_INFORMATION SUPPLIED_
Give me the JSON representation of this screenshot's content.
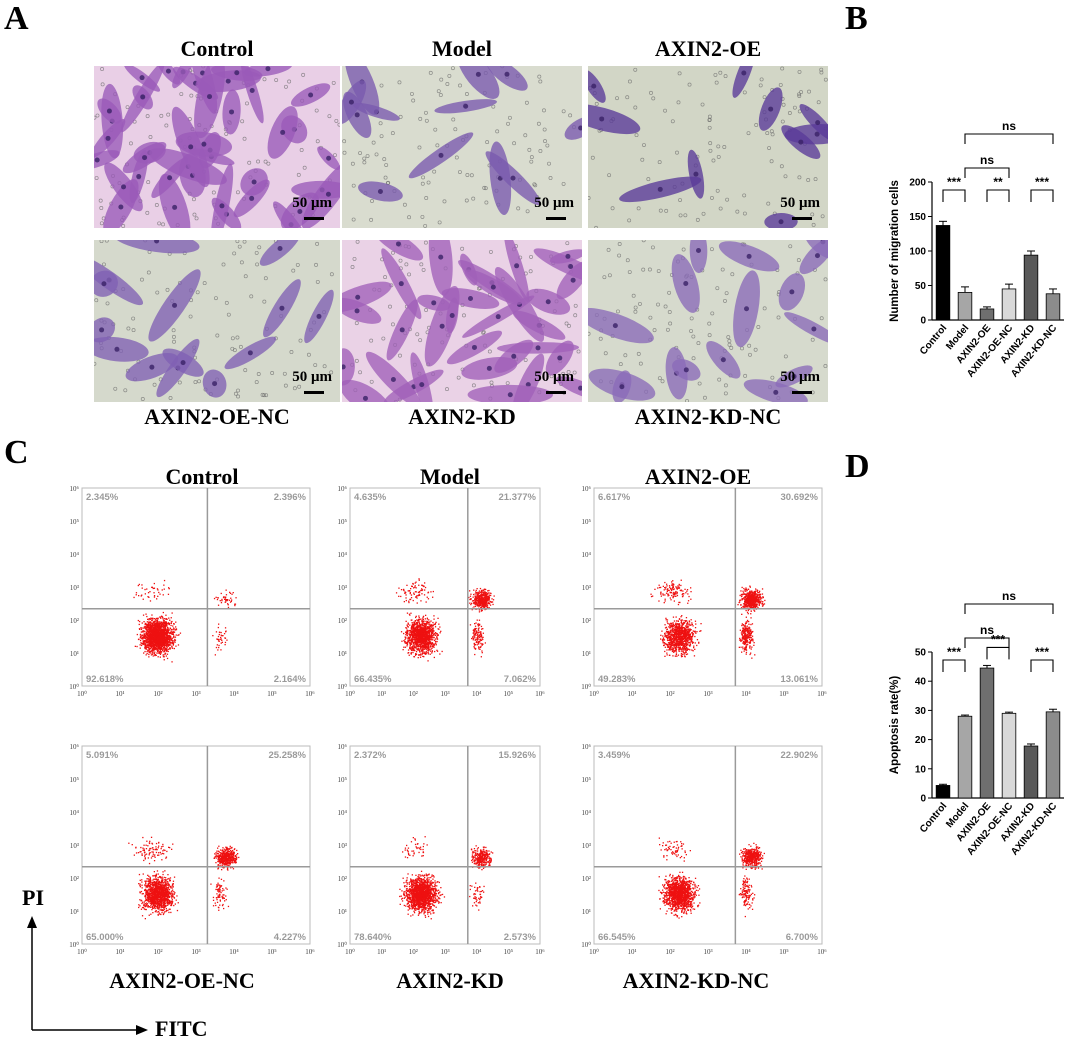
{
  "panels": {
    "a": {
      "letter": "A"
    },
    "b": {
      "letter": "B"
    },
    "c": {
      "letter": "C"
    },
    "d": {
      "letter": "D"
    }
  },
  "micrographs": {
    "top_titles": [
      "Control",
      "Model",
      "AXIN2-OE"
    ],
    "bottom_titles": [
      "AXIN2-OE-NC",
      "AXIN2-KD",
      "AXIN2-KD-NC"
    ],
    "scale_label": "50 μm",
    "background_colors": [
      "#e9cfe6",
      "#d9dccf",
      "#d2d6c6",
      "#d5d9cc",
      "#ead2e6",
      "#d6dacd"
    ],
    "cell_colors": [
      "#9a5ab8",
      "#7a5aae",
      "#5a3a98",
      "#8060b4",
      "#a060b8",
      "#8a6ab8"
    ]
  },
  "flow": {
    "top_titles": [
      "Control",
      "Model",
      "AXIN2-OE"
    ],
    "bottom_titles": [
      "AXIN2-OE-NC",
      "AXIN2-KD",
      "AXIN2-KD-NC"
    ],
    "tick_labels": [
      "10⁰",
      "10¹",
      "10²",
      "10³",
      "10⁴",
      "10⁵",
      "10⁶"
    ],
    "quadrants": [
      {
        "ul": "2.345%",
        "ur": "2.396%",
        "ll": "92.618%",
        "lr": "2.164%"
      },
      {
        "ul": "4.635%",
        "ur": "21.377%",
        "ll": "66.435%",
        "lr": "7.062%"
      },
      {
        "ul": "6.617%",
        "ur": "30.692%",
        "ll": "49.283%",
        "lr": "13.061%"
      },
      {
        "ul": "5.091%",
        "ur": "25.258%",
        "ll": "65.000%",
        "lr": "4.227%"
      },
      {
        "ul": "2.372%",
        "ur": "15.926%",
        "ll": "78.640%",
        "lr": "2.573%"
      },
      {
        "ul": "3.459%",
        "ur": "22.902%",
        "ll": "66.545%",
        "lr": "6.700%"
      }
    ],
    "dot_color": "#ee1111",
    "x_axis_label": "FITC",
    "y_axis_label": "PI"
  },
  "chart_data": [
    {
      "type": "bar",
      "categories": [
        "Control",
        "Model",
        "AXIN2-OE",
        "AXIN2-OE-NC",
        "AXIN2-KD",
        "AXIN2-KD-NC"
      ],
      "values": [
        137,
        40,
        16,
        45,
        94,
        38
      ],
      "errors": [
        6,
        8,
        3,
        7,
        6,
        7
      ],
      "colors": [
        "#000000",
        "#a6a6a6",
        "#6f6f6f",
        "#d9d9d9",
        "#595959",
        "#8c8c8c"
      ],
      "ylabel": "Number of migration cells",
      "ylim": [
        0,
        200
      ],
      "yticks": [
        "0",
        "50",
        "100",
        "150",
        "200"
      ],
      "significance": [
        {
          "from": 0,
          "to": 1,
          "label": "***"
        },
        {
          "from": 2,
          "to": 3,
          "label": "**"
        },
        {
          "from": 4,
          "to": 5,
          "label": "***"
        },
        {
          "from": 1,
          "to": 3,
          "label": "ns"
        },
        {
          "from": 1,
          "to": 5,
          "label": "ns"
        }
      ]
    },
    {
      "type": "bar",
      "categories": [
        "Control",
        "Model",
        "AXIN2-OE",
        "AXIN2-OE-NC",
        "AXIN2-KD",
        "AXIN2-KD-NC"
      ],
      "values": [
        4.3,
        28.0,
        44.5,
        29.0,
        17.8,
        29.5
      ],
      "errors": [
        0.4,
        0.4,
        0.9,
        0.4,
        0.7,
        0.9
      ],
      "colors": [
        "#000000",
        "#a6a6a6",
        "#6f6f6f",
        "#d9d9d9",
        "#595959",
        "#8c8c8c"
      ],
      "ylabel": "Apoptosis rate(%)",
      "ylim": [
        0,
        50
      ],
      "yticks": [
        "0",
        "10",
        "20",
        "30",
        "40",
        "50"
      ],
      "significance": [
        {
          "from": 0,
          "to": 1,
          "label": "***"
        },
        {
          "from": 2,
          "to": 3,
          "label": "***"
        },
        {
          "from": 4,
          "to": 5,
          "label": "***"
        },
        {
          "from": 1,
          "to": 3,
          "label": "ns"
        },
        {
          "from": 1,
          "to": 5,
          "label": "ns"
        }
      ]
    }
  ]
}
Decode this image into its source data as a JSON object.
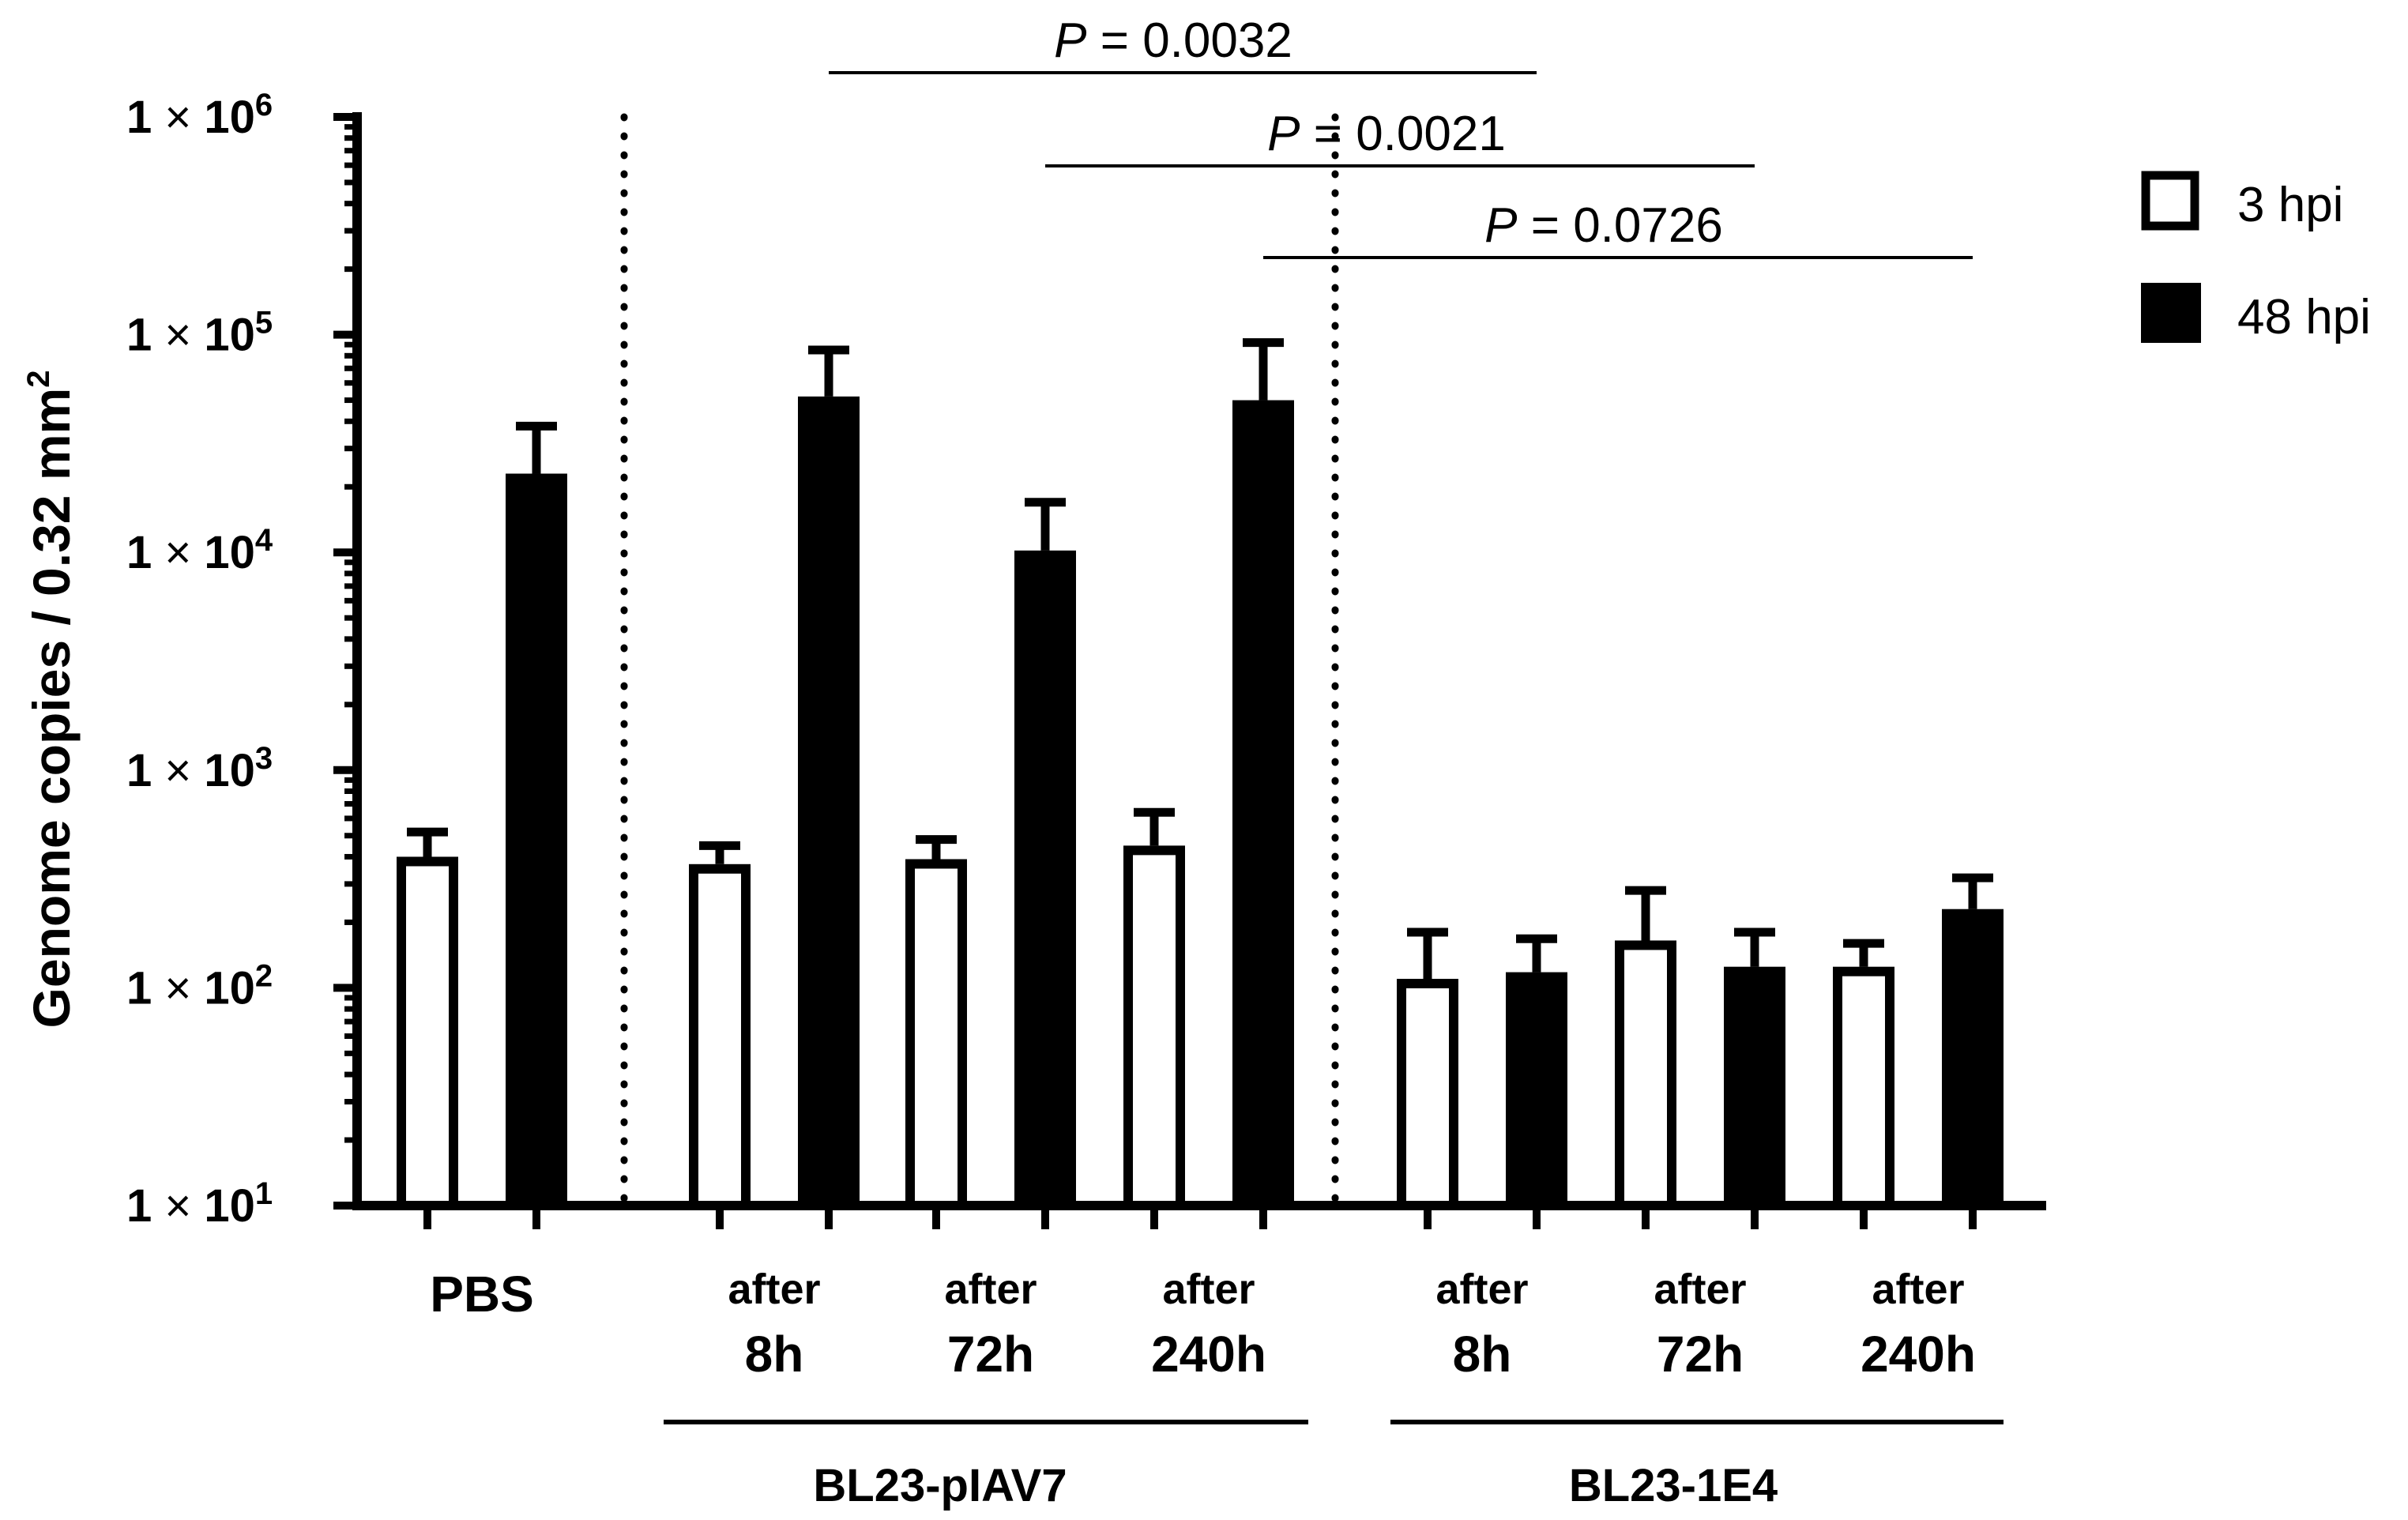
{
  "chart_data": {
    "type": "bar",
    "title": "",
    "xlabel": "",
    "ylabel": "Genome copies / 0.32 mm",
    "ylabel_superscript": "2",
    "yscale": "log",
    "ylim": [
      10,
      1000000
    ],
    "yticks": [
      {
        "value": 10,
        "mantissa": "1",
        "times": "×",
        "base": "10",
        "exp": "1"
      },
      {
        "value": 100,
        "mantissa": "1",
        "times": "×",
        "base": "10",
        "exp": "2"
      },
      {
        "value": 1000,
        "mantissa": "1",
        "times": "×",
        "base": "10",
        "exp": "3"
      },
      {
        "value": 10000,
        "mantissa": "1",
        "times": "×",
        "base": "10",
        "exp": "4"
      },
      {
        "value": 100000,
        "mantissa": "1",
        "times": "×",
        "base": "10",
        "exp": "5"
      },
      {
        "value": 1000000,
        "mantissa": "1",
        "times": "×",
        "base": "10",
        "exp": "6"
      }
    ],
    "categories": [
      {
        "line1": "PBS",
        "line2": ""
      },
      {
        "line1": "after",
        "line2": "8h"
      },
      {
        "line1": "after",
        "line2": "72h"
      },
      {
        "line1": "after",
        "line2": "240h"
      },
      {
        "line1": "after",
        "line2": "8h"
      },
      {
        "line1": "after",
        "line2": "72h"
      },
      {
        "line1": "after",
        "line2": "240h"
      }
    ],
    "series": [
      {
        "name": "3 hpi",
        "color": "#ffffff",
        "edge": "#000000",
        "values": [
          400,
          370,
          390,
          450,
          110,
          165,
          125
        ],
        "errors_upper": [
          520,
          450,
          480,
          640,
          180,
          280,
          160
        ]
      },
      {
        "name": "48 hpi",
        "color": "#000000",
        "edge": "#000000",
        "values": [
          23000,
          52000,
          10200,
          50000,
          118,
          125,
          230
        ],
        "errors_upper": [
          38000,
          85000,
          17000,
          92000,
          168,
          180,
          320
        ]
      }
    ],
    "groups": [
      {
        "label": "BL23-pIAV7",
        "categories": [
          1,
          2,
          3
        ]
      },
      {
        "label": "BL23-1E4",
        "categories": [
          4,
          5,
          6
        ]
      }
    ],
    "annotations": [
      {
        "p_label": "P",
        "text": " = 0.0032",
        "from": {
          "category": 1,
          "series": 1
        },
        "to": {
          "category": 4,
          "series": 1
        }
      },
      {
        "p_label": "P",
        "text": " = 0.0021",
        "from": {
          "category": 2,
          "series": 1
        },
        "to": {
          "category": 5,
          "series": 1
        }
      },
      {
        "p_label": "P",
        "text": " = 0.0726",
        "from": {
          "category": 3,
          "series": 1
        },
        "to": {
          "category": 6,
          "series": 1
        }
      }
    ],
    "legend_position": "top-right",
    "grid": false
  }
}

_WORK INSTRUCTIONS_
Exclude images and repeat all entries exactly.

_FINAL ANSWER_
Give me the JSON representation of this screenshot's content.
{
  "panels": {
    "a": {
      "letter": "A"
    },
    "b": {
      "letter": "B"
    },
    "c": {
      "letter": "C"
    },
    "d": {
      "letter": "D"
    }
  },
  "micrographs": {
    "top_titles": [
      "Control",
      "Model",
      "AXIN2-OE"
    ],
    "bottom_titles": [
      "AXIN2-OE-NC",
      "AXIN2-KD",
      "AXIN2-KD-NC"
    ],
    "scale_label": "50 μm",
    "background_colors": [
      "#e9cfe6",
      "#d9dccf",
      "#d2d6c6",
      "#d5d9cc",
      "#ead2e6",
      "#d6dacd"
    ],
    "cell_colors": [
      "#9a5ab8",
      "#7a5aae",
      "#5a3a98",
      "#8060b4",
      "#a060b8",
      "#8a6ab8"
    ]
  },
  "flow": {
    "top_titles": [
      "Control",
      "Model",
      "AXIN2-OE"
    ],
    "bottom_titles": [
      "AXIN2-OE-NC",
      "AXIN2-KD",
      "AXIN2-KD-NC"
    ],
    "tick_labels": [
      "10⁰",
      "10¹",
      "10²",
      "10³",
      "10⁴",
      "10⁵",
      "10⁶"
    ],
    "quadrants": [
      {
        "ul": "2.345%",
        "ur": "2.396%",
        "ll": "92.618%",
        "lr": "2.164%"
      },
      {
        "ul": "4.635%",
        "ur": "21.377%",
        "ll": "66.435%",
        "lr": "7.062%"
      },
      {
        "ul": "6.617%",
        "ur": "30.692%",
        "ll": "49.283%",
        "lr": "13.061%"
      },
      {
        "ul": "5.091%",
        "ur": "25.258%",
        "ll": "65.000%",
        "lr": "4.227%"
      },
      {
        "ul": "2.372%",
        "ur": "15.926%",
        "ll": "78.640%",
        "lr": "2.573%"
      },
      {
        "ul": "3.459%",
        "ur": "22.902%",
        "ll": "66.545%",
        "lr": "6.700%"
      }
    ],
    "dot_color": "#ee1111",
    "x_axis_label": "FITC",
    "y_axis_label": "PI"
  },
  "chart_data": [
    {
      "type": "bar",
      "categories": [
        "Control",
        "Model",
        "AXIN2-OE",
        "AXIN2-OE-NC",
        "AXIN2-KD",
        "AXIN2-KD-NC"
      ],
      "values": [
        137,
        40,
        16,
        45,
        94,
        38
      ],
      "errors": [
        6,
        8,
        3,
        7,
        6,
        7
      ],
      "colors": [
        "#000000",
        "#a6a6a6",
        "#6f6f6f",
        "#d9d9d9",
        "#595959",
        "#8c8c8c"
      ],
      "ylabel": "Number of migration cells",
      "ylim": [
        0,
        200
      ],
      "yticks": [
        "0",
        "50",
        "100",
        "150",
        "200"
      ],
      "significance": [
        {
          "from": 0,
          "to": 1,
          "label": "***"
        },
        {
          "from": 2,
          "to": 3,
          "label": "**"
        },
        {
          "from": 4,
          "to": 5,
          "label": "***"
        },
        {
          "from": 1,
          "to": 3,
          "label": "ns"
        },
        {
          "from": 1,
          "to": 5,
          "label": "ns"
        }
      ]
    },
    {
      "type": "bar",
      "categories": [
        "Control",
        "Model",
        "AXIN2-OE",
        "AXIN2-OE-NC",
        "AXIN2-KD",
        "AXIN2-KD-NC"
      ],
      "values": [
        4.3,
        28.0,
        44.5,
        29.0,
        17.8,
        29.5
      ],
      "errors": [
        0.4,
        0.4,
        0.9,
        0.4,
        0.7,
        0.9
      ],
      "colors": [
        "#000000",
        "#a6a6a6",
        "#6f6f6f",
        "#d9d9d9",
        "#595959",
        "#8c8c8c"
      ],
      "ylabel": "Apoptosis rate(%)",
      "ylim": [
        0,
        50
      ],
      "yticks": [
        "0",
        "10",
        "20",
        "30",
        "40",
        "50"
      ],
      "significance": [
        {
          "from": 0,
          "to": 1,
          "label": "***"
        },
        {
          "from": 2,
          "to": 3,
          "label": "***"
        },
        {
          "from": 4,
          "to": 5,
          "label": "***"
        },
        {
          "from": 1,
          "to": 3,
          "label": "ns"
        },
        {
          "from": 1,
          "to": 5,
          "label": "ns"
        }
      ]
    }
  ]
}
Decode this image into its source data as a JSON object.
{
  "chart_data": {
    "type": "bar",
    "title": "",
    "xlabel": "",
    "ylabel": "Genome copies / 0.32 mm",
    "ylabel_superscript": "2",
    "yscale": "log",
    "ylim": [
      10,
      1000000
    ],
    "yticks": [
      {
        "value": 10,
        "mantissa": "1",
        "times": "×",
        "base": "10",
        "exp": "1"
      },
      {
        "value": 100,
        "mantissa": "1",
        "times": "×",
        "base": "10",
        "exp": "2"
      },
      {
        "value": 1000,
        "mantissa": "1",
        "times": "×",
        "base": "10",
        "exp": "3"
      },
      {
        "value": 10000,
        "mantissa": "1",
        "times": "×",
        "base": "10",
        "exp": "4"
      },
      {
        "value": 100000,
        "mantissa": "1",
        "times": "×",
        "base": "10",
        "exp": "5"
      },
      {
        "value": 1000000,
        "mantissa": "1",
        "times": "×",
        "base": "10",
        "exp": "6"
      }
    ],
    "categories": [
      {
        "line1": "PBS",
        "line2": ""
      },
      {
        "line1": "after",
        "line2": "8h"
      },
      {
        "line1": "after",
        "line2": "72h"
      },
      {
        "line1": "after",
        "line2": "240h"
      },
      {
        "line1": "after",
        "line2": "8h"
      },
      {
        "line1": "after",
        "line2": "72h"
      },
      {
        "line1": "after",
        "line2": "240h"
      }
    ],
    "series": [
      {
        "name": "3 hpi",
        "color": "#ffffff",
        "edge": "#000000",
        "values": [
          400,
          370,
          390,
          450,
          110,
          165,
          125
        ],
        "errors_upper": [
          520,
          450,
          480,
          640,
          180,
          280,
          160
        ]
      },
      {
        "name": "48 hpi",
        "color": "#000000",
        "edge": "#000000",
        "values": [
          23000,
          52000,
          10200,
          50000,
          118,
          125,
          230
        ],
        "errors_upper": [
          38000,
          85000,
          17000,
          92000,
          168,
          180,
          320
        ]
      }
    ],
    "groups": [
      {
        "label": "BL23-pIAV7",
        "categories": [
          1,
          2,
          3
        ]
      },
      {
        "label": "BL23-1E4",
        "categories": [
          4,
          5,
          6
        ]
      }
    ],
    "annotations": [
      {
        "p_label": "P",
        "text": " = 0.0032",
        "from": {
          "category": 1,
          "series": 1
        },
        "to": {
          "category": 4,
          "series": 1
        }
      },
      {
        "p_label": "P",
        "text": " = 0.0021",
        "from": {
          "category": 2,
          "series": 1
        },
        "to": {
          "category": 5,
          "series": 1
        }
      },
      {
        "p_label": "P",
        "text": " = 0.0726",
        "from": {
          "category": 3,
          "series": 1
        },
        "to": {
          "category": 6,
          "series": 1
        }
      }
    ],
    "legend_position": "top-right",
    "grid": false
  }
}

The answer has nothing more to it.